Input rows -
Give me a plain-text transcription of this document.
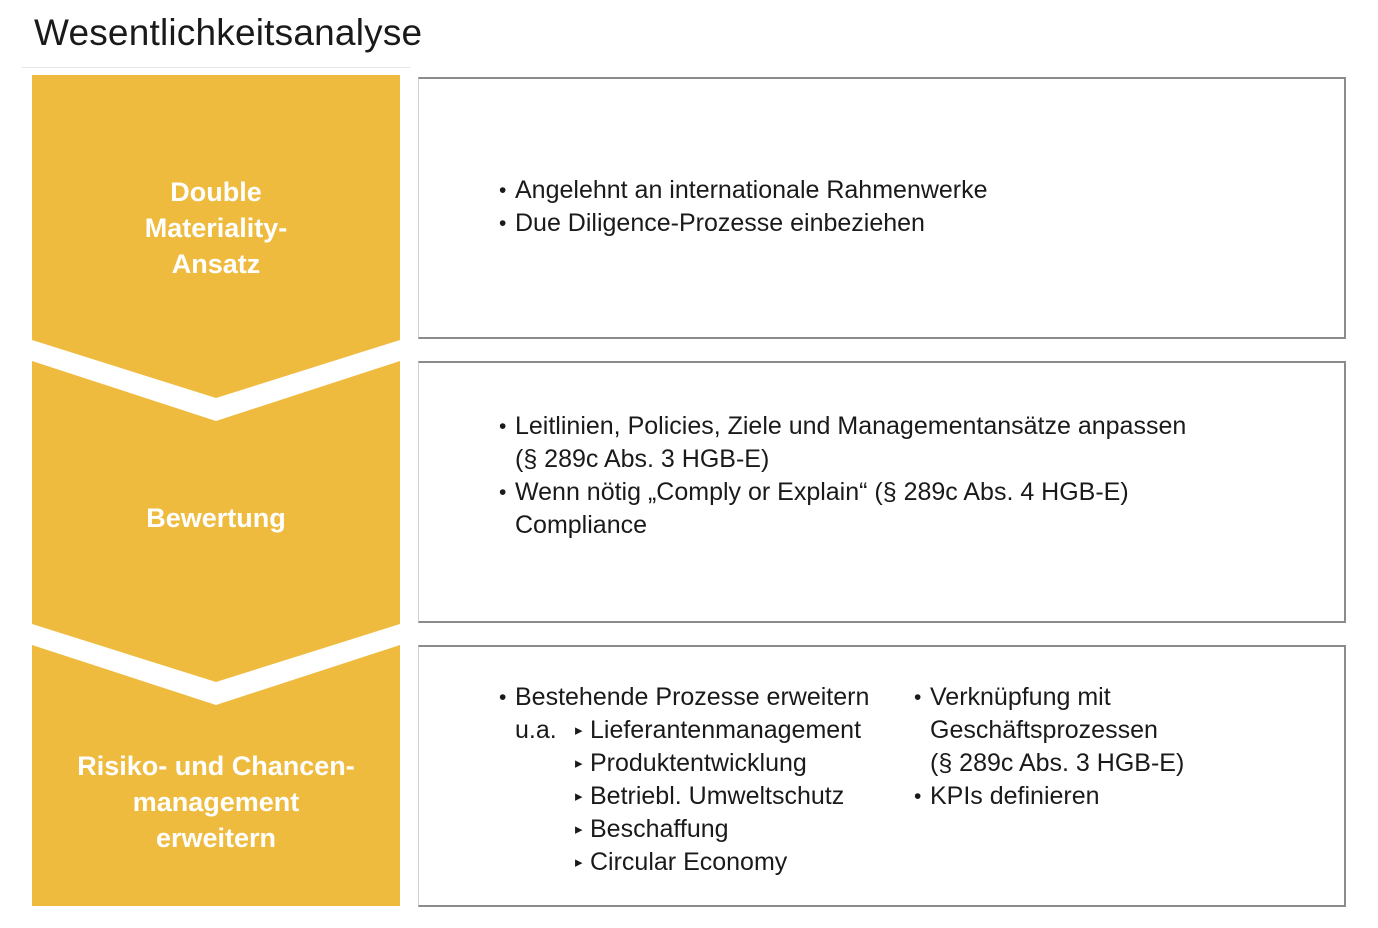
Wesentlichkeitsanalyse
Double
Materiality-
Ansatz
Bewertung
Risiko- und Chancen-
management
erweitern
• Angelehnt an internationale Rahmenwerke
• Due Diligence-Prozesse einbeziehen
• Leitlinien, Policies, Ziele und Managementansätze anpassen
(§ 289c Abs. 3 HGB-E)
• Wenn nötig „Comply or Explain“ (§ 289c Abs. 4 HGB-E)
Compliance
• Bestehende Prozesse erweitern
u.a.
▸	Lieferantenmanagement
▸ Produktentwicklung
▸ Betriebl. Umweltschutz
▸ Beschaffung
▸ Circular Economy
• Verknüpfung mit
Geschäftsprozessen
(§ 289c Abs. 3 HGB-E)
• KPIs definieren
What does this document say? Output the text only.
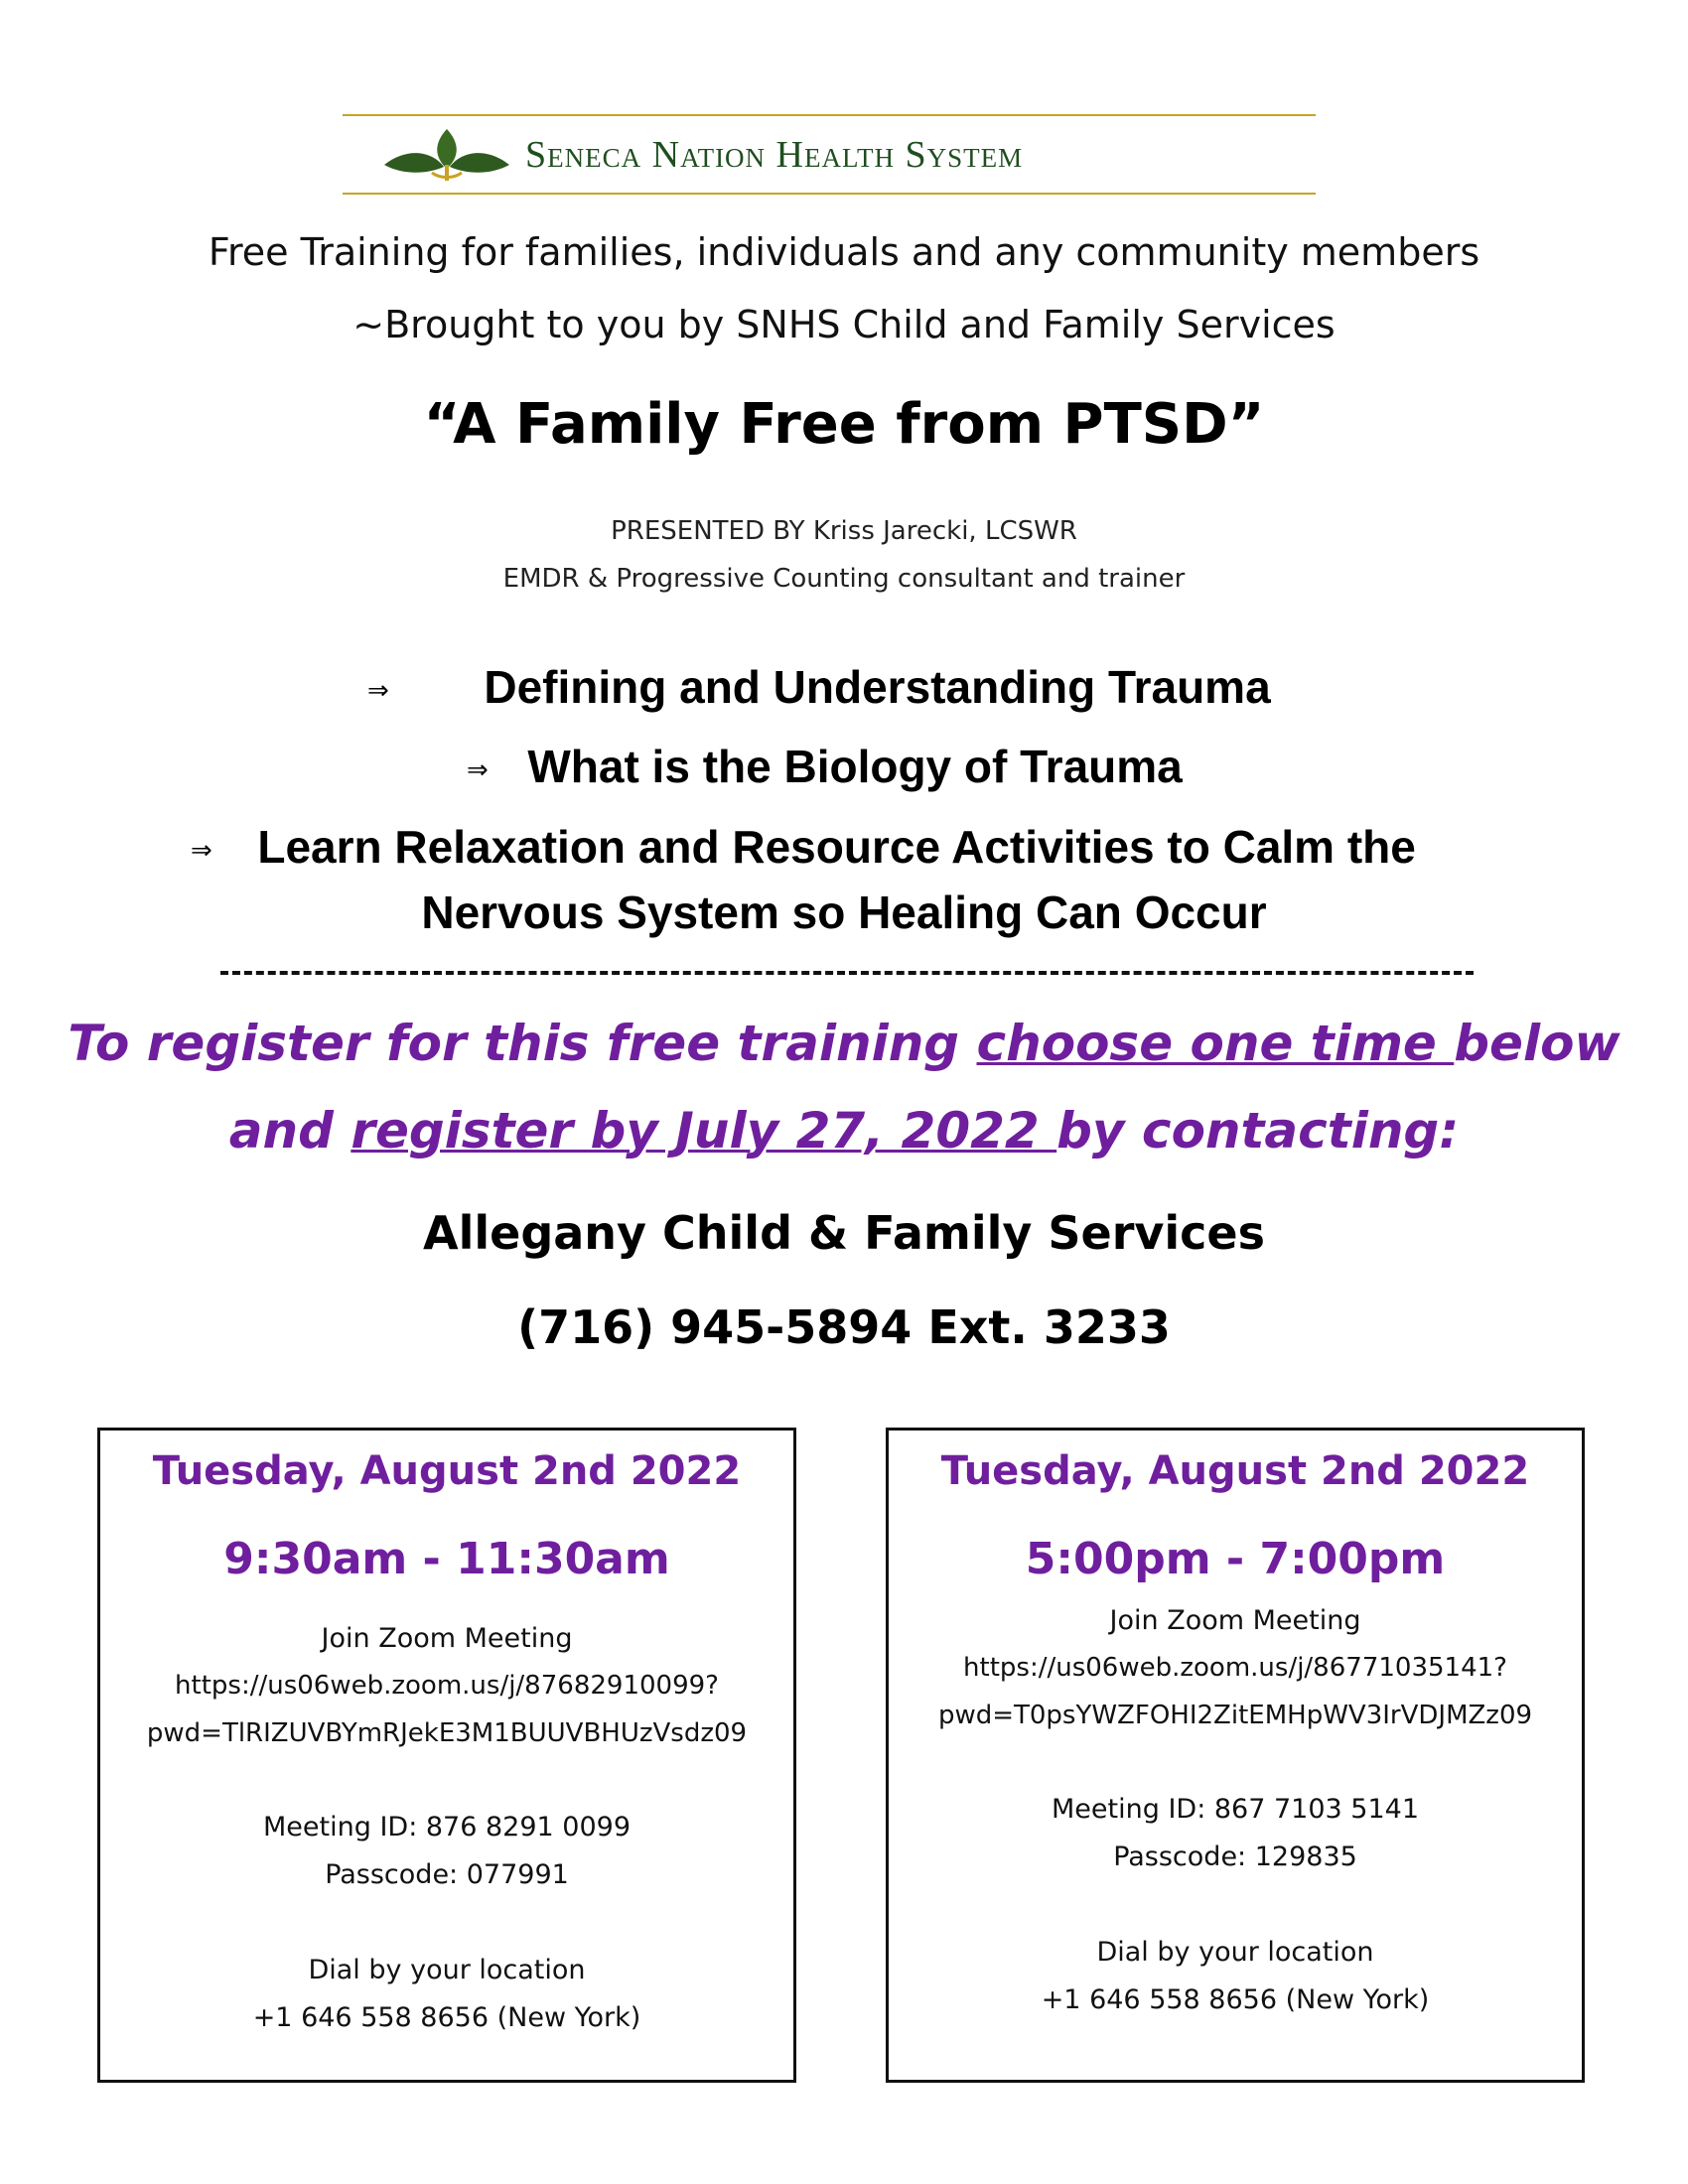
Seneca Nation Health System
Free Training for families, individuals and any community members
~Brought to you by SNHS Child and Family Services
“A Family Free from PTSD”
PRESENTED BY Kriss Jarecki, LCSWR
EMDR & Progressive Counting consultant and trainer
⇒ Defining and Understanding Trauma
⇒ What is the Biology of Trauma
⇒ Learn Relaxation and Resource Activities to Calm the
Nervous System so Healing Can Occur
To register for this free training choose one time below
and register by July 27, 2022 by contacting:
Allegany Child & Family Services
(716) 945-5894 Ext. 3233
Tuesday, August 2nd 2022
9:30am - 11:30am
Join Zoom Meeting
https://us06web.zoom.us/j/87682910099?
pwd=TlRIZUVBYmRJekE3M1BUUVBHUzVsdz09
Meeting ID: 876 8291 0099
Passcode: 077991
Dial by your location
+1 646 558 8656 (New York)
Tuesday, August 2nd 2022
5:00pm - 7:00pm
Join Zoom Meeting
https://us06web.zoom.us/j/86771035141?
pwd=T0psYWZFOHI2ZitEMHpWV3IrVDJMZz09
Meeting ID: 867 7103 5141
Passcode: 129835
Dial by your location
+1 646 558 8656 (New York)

What is asked - Gather each line of the listing containing the word "document" and show it.

Worked answer -
Give me a plain-text transcription of this document.
What does this document say? Output the text only.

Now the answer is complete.